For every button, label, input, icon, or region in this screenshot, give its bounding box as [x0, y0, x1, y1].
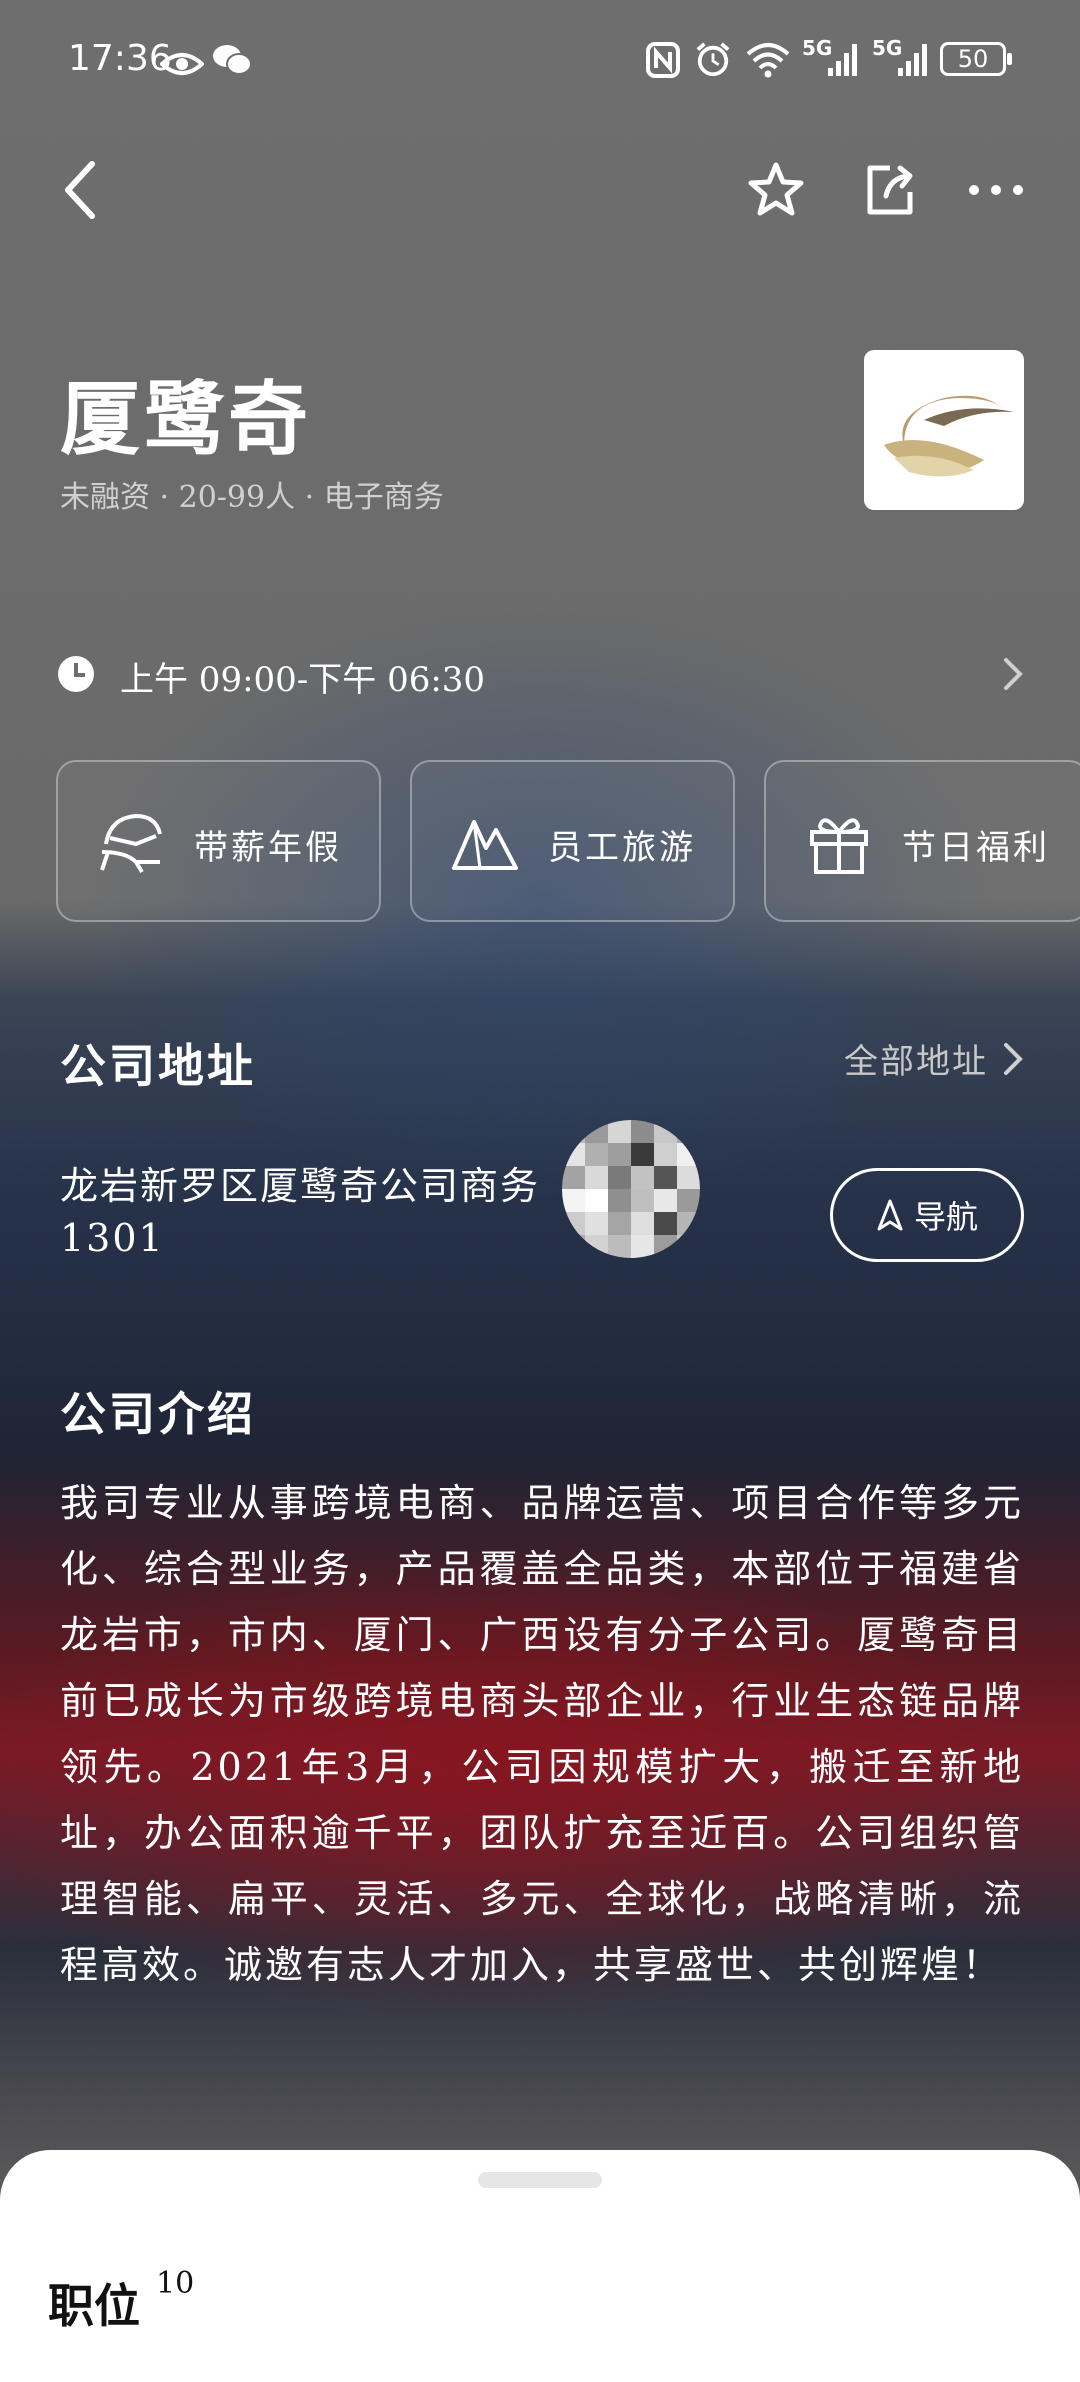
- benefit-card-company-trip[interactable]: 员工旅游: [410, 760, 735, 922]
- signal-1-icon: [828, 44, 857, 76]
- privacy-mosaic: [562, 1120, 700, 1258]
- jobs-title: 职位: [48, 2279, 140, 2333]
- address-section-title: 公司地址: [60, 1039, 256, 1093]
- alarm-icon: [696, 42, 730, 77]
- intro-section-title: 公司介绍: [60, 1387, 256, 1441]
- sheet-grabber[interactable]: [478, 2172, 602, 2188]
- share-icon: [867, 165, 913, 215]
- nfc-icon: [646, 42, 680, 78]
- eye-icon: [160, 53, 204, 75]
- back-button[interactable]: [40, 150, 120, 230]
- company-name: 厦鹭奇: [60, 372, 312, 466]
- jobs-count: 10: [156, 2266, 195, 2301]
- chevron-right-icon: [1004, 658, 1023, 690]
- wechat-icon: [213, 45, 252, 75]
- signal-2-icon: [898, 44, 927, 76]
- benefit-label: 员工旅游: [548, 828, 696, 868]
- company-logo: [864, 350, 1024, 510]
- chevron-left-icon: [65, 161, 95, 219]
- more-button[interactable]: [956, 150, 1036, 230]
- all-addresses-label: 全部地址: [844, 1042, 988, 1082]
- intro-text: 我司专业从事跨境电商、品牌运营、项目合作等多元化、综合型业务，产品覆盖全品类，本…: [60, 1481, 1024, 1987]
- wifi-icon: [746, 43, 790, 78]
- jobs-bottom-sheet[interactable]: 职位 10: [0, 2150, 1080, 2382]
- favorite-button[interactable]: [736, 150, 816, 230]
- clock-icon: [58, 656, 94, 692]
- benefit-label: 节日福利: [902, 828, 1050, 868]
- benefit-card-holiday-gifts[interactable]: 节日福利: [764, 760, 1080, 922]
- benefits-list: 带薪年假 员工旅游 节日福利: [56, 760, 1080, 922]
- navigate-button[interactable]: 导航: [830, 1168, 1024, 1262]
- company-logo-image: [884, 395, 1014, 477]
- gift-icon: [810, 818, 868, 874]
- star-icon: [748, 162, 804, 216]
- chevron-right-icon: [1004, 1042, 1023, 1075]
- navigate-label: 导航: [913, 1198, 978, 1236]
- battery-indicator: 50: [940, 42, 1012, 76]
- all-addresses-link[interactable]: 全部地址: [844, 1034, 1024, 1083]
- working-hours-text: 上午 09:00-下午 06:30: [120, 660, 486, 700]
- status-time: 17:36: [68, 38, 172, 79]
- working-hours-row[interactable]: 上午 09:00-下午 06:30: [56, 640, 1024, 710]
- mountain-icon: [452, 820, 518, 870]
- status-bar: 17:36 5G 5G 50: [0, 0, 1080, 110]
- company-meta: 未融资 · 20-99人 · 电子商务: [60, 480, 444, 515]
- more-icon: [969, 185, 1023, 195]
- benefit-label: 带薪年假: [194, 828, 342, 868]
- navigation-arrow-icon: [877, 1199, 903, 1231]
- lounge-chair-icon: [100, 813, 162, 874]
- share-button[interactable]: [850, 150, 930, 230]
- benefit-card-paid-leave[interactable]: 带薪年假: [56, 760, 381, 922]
━━━━━━━━━━━━━━━━━━━━
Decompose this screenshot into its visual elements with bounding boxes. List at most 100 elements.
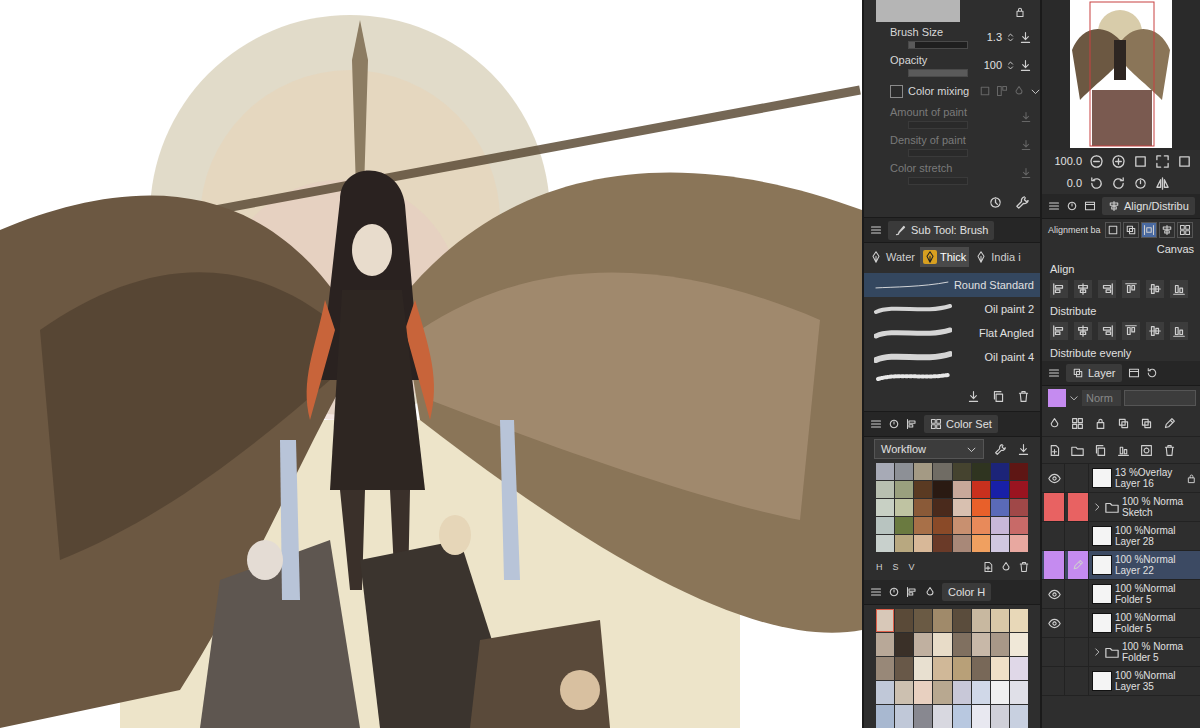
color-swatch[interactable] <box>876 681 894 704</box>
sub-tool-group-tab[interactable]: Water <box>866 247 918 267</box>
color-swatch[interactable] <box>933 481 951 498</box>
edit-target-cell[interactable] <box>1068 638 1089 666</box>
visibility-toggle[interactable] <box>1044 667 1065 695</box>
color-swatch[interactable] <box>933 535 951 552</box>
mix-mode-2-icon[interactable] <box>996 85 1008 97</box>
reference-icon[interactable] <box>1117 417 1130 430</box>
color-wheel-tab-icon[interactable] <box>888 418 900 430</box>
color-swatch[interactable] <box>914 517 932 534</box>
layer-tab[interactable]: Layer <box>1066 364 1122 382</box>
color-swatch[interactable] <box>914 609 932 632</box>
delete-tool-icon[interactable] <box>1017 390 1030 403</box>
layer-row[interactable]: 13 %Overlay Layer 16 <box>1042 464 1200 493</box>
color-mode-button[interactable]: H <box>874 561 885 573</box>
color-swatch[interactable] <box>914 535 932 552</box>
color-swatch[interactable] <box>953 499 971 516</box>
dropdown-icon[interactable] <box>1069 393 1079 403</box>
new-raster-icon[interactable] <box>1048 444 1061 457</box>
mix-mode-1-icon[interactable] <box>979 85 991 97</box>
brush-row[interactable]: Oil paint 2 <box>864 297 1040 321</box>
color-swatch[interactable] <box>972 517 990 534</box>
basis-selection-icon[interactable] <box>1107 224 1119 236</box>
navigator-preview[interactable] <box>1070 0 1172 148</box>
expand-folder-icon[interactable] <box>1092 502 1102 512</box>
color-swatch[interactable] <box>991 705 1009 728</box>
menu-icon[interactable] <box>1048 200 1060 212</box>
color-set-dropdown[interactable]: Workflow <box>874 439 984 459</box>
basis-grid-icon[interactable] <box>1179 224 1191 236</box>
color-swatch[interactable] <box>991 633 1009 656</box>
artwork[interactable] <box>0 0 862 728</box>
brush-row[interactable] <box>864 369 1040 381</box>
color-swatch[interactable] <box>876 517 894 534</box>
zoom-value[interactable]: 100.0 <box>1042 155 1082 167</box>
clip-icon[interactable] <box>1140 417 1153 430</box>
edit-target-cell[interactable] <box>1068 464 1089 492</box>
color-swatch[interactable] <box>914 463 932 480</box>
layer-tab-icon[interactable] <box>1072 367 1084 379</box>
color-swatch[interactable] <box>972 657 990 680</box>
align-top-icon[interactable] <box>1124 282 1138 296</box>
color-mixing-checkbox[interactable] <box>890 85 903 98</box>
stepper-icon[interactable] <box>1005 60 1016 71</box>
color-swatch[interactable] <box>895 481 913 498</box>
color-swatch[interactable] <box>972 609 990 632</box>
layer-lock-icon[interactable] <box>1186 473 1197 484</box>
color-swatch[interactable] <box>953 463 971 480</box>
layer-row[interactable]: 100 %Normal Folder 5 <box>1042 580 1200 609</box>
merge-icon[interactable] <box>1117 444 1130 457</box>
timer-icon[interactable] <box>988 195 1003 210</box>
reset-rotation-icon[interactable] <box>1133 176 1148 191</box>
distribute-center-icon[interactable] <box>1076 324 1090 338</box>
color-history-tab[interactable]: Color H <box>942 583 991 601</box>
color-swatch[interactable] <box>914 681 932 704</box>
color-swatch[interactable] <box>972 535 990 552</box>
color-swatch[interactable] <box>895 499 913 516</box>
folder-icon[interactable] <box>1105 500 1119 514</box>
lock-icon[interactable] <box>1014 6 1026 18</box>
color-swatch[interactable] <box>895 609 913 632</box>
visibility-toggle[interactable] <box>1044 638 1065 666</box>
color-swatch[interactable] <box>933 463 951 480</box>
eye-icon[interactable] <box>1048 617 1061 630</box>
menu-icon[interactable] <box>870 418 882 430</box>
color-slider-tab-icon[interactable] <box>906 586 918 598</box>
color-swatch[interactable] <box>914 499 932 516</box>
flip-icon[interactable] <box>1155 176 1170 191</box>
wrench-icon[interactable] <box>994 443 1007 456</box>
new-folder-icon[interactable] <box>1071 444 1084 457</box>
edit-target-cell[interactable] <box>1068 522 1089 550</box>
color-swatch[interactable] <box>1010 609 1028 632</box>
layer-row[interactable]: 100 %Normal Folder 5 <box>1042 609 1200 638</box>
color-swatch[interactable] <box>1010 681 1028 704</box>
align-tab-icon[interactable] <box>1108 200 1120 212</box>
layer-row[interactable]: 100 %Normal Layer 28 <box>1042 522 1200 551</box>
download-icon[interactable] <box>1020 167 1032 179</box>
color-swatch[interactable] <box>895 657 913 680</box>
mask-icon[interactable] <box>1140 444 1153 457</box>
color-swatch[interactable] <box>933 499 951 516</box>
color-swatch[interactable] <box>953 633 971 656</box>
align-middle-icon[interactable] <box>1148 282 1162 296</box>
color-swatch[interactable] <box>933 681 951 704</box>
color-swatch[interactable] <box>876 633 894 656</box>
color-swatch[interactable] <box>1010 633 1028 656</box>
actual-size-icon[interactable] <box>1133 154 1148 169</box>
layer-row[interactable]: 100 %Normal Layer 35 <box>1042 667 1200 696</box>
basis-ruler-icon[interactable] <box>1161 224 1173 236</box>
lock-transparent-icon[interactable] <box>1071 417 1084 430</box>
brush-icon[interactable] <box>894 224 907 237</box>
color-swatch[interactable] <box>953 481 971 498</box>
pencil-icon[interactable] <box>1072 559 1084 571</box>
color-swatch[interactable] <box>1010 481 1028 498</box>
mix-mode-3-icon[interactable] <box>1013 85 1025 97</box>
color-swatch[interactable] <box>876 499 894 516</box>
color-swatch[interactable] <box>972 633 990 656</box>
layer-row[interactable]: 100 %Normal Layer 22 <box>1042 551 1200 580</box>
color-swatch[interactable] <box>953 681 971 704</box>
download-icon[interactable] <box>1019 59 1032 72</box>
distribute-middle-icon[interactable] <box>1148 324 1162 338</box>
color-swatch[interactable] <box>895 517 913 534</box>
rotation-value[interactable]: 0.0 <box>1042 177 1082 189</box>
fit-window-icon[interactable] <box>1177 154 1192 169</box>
━━━━━━━━━━━━━━━━━━━━
- Job
Please copy the rows verbatim, from the row containing "color-swatch[interactable] <box>876 681" through the row containing "layer-row[interactable]: 13 %Overlay", both included.

- Written reply
color-swatch[interactable] <box>876 681 894 704</box>
sub-tool-group-tab[interactable]: Water <box>866 247 918 267</box>
color-swatch[interactable] <box>933 481 951 498</box>
edit-target-cell[interactable] <box>1068 638 1089 666</box>
visibility-toggle[interactable] <box>1044 667 1065 695</box>
color-swatch[interactable] <box>933 535 951 552</box>
mix-mode-2-icon[interactable] <box>996 85 1008 97</box>
reference-icon[interactable] <box>1117 417 1130 430</box>
color-wheel-tab-icon[interactable] <box>888 418 900 430</box>
color-swatch[interactable] <box>914 517 932 534</box>
layer-tab[interactable]: Layer <box>1066 364 1122 382</box>
color-swatch[interactable] <box>914 609 932 632</box>
delete-tool-icon[interactable] <box>1017 390 1030 403</box>
layer-row[interactable]: 13 %Overlay Layer 16 <box>1042 464 1200 493</box>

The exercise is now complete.